:: Textauszug ::
———

Ich finde die Idee weniger Stunden am Tag zu schneiden, gar nicht schlecht. Wie hat sich das auf die Produktivität ausgewirkt?
Kürzere Arbeitstage verlangen eine sehr fokussierte Arbeitsweise, das heißt brutto Zeit wird zur netto Zeit. Ich sitze dann halt abends manchmal noch zuhause an etwas, oder man verlegt Diskussionen auf Telefonate, die man führt, wenn die Kinder im Bett sind. Das ging bei „Große Freiheit“ sehr gut. Ich bin jetzt in einem Projekt mit einer Regisseurin, deren Arbeitsweise funktioniert ganz anders. Im jetzigen Zustand würde ich mir wünschen, dass ich längere Arbeitseinheiten zur Verfügung hätte, um direkt am Avid verschie- dene Gedankenspiele und Erzählstrukturen auszutesten. Es ist also von Projekt zu Projekt unterschiedlich.

———

:: Gezeigte Einträge ::

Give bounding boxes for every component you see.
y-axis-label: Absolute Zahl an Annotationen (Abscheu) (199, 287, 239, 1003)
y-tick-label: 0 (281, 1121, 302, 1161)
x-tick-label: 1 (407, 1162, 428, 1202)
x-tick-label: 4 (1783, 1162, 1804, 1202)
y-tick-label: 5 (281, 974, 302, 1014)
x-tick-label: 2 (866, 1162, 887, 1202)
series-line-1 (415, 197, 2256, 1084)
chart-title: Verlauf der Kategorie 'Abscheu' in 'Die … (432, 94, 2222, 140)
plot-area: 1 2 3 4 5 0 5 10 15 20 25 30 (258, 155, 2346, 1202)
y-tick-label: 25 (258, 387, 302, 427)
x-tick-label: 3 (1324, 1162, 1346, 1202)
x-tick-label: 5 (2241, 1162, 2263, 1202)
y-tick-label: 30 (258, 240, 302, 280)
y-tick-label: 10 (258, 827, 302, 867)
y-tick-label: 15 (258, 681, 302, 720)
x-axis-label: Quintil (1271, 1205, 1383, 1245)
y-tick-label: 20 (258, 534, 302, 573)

———

:: Was zu tun ist ::
1. Fasse den Textauszug in zwei Sätzen zusammen.
2. Nenne bitte das Projekt, bei dem die Arbeit mit kürzeren Arbeitstagen laut dem Textauszug sehr gut ging.

:: Die Lösungen ::
1. Kürzere Arbeitstage verlangen eine sehr fokussierte Arbeitsweise, bei der manches abends zu Hause oder in Telefonaten erledigt wird, wenn die Kinder im Bett sind, was bei „Große Freiheit“ sehr gut ging. Im jetzigen Projekt mit einer Regisseurin, die ganz anders arbeitet, wären längere Arbeitseinheiten am Avid erwünscht, sodass es von Projekt zu Projekt unterschiedlich ist.

2. „Große Freiheit“